**Work to do:** Transcribe all the entries word for word, skipping the pictures.

▼

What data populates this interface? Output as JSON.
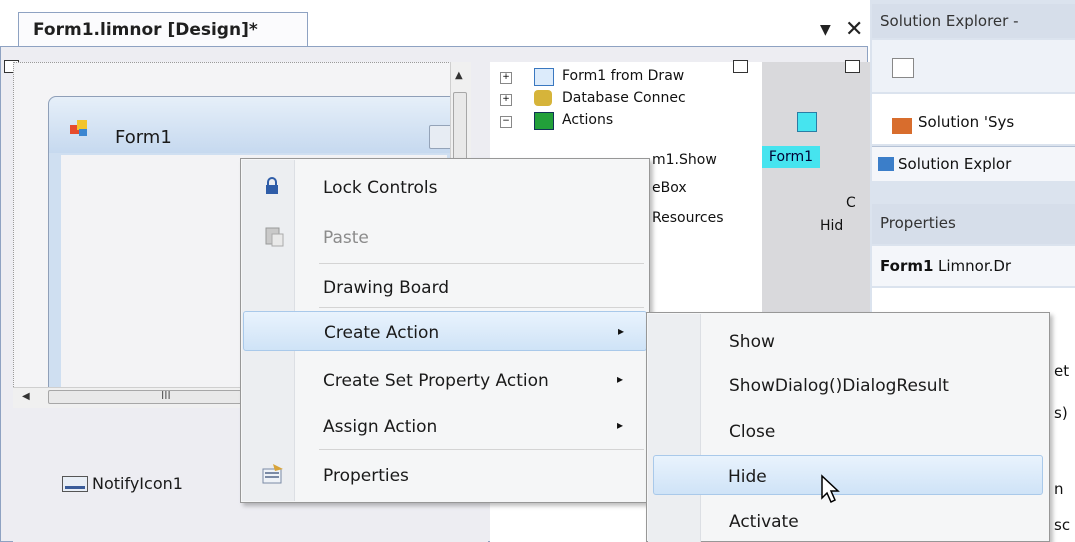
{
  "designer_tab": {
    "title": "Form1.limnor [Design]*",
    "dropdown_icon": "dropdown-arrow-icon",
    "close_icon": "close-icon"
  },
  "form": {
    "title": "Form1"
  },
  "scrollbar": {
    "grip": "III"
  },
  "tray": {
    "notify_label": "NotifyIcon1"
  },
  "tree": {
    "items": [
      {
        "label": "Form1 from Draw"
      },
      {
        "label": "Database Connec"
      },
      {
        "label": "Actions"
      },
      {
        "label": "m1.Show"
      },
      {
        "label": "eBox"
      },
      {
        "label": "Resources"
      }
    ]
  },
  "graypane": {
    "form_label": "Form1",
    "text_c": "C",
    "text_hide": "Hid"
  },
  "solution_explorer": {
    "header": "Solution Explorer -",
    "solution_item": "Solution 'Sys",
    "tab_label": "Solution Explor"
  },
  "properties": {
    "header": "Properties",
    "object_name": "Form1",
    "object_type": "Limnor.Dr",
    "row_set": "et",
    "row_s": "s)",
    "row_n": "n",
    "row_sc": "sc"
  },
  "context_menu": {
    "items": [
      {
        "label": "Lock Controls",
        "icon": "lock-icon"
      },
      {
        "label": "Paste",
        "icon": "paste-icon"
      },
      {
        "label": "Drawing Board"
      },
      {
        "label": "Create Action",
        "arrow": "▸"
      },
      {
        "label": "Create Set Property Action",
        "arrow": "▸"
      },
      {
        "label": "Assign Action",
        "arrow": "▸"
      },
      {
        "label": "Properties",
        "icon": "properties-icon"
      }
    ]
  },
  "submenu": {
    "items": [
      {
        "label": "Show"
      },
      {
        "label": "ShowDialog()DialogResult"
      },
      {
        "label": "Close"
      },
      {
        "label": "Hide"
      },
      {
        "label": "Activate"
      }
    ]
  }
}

▲

**Reply:**
What data populates this interface? Output as JSON.
{
  "designer_tab": {
    "title": "Form1.limnor [Design]*",
    "dropdown_icon": "dropdown-arrow-icon",
    "close_icon": "close-icon"
  },
  "form": {
    "title": "Form1"
  },
  "scrollbar": {
    "grip": "III"
  },
  "tray": {
    "notify_label": "NotifyIcon1"
  },
  "tree": {
    "items": [
      {
        "label": "Form1 from Draw"
      },
      {
        "label": "Database Connec"
      },
      {
        "label": "Actions"
      },
      {
        "label": "m1.Show"
      },
      {
        "label": "eBox"
      },
      {
        "label": "Resources"
      }
    ]
  },
  "graypane": {
    "form_label": "Form1",
    "text_c": "C",
    "text_hide": "Hid"
  },
  "solution_explorer": {
    "header": "Solution Explorer -",
    "solution_item": "Solution 'Sys",
    "tab_label": "Solution Explor"
  },
  "properties": {
    "header": "Properties",
    "object_name": "Form1",
    "object_type": "Limnor.Dr",
    "row_set": "et",
    "row_s": "s)",
    "row_n": "n",
    "row_sc": "sc"
  },
  "context_menu": {
    "items": [
      {
        "label": "Lock Controls",
        "icon": "lock-icon"
      },
      {
        "label": "Paste",
        "icon": "paste-icon"
      },
      {
        "label": "Drawing Board"
      },
      {
        "label": "Create Action",
        "arrow": "▸"
      },
      {
        "label": "Create Set Property Action",
        "arrow": "▸"
      },
      {
        "label": "Assign Action",
        "arrow": "▸"
      },
      {
        "label": "Properties",
        "icon": "properties-icon"
      }
    ]
  },
  "submenu": {
    "items": [
      {
        "label": "Show"
      },
      {
        "label": "ShowDialog()DialogResult"
      },
      {
        "label": "Close"
      },
      {
        "label": "Hide"
      },
      {
        "label": "Activate"
      }
    ]
  }
}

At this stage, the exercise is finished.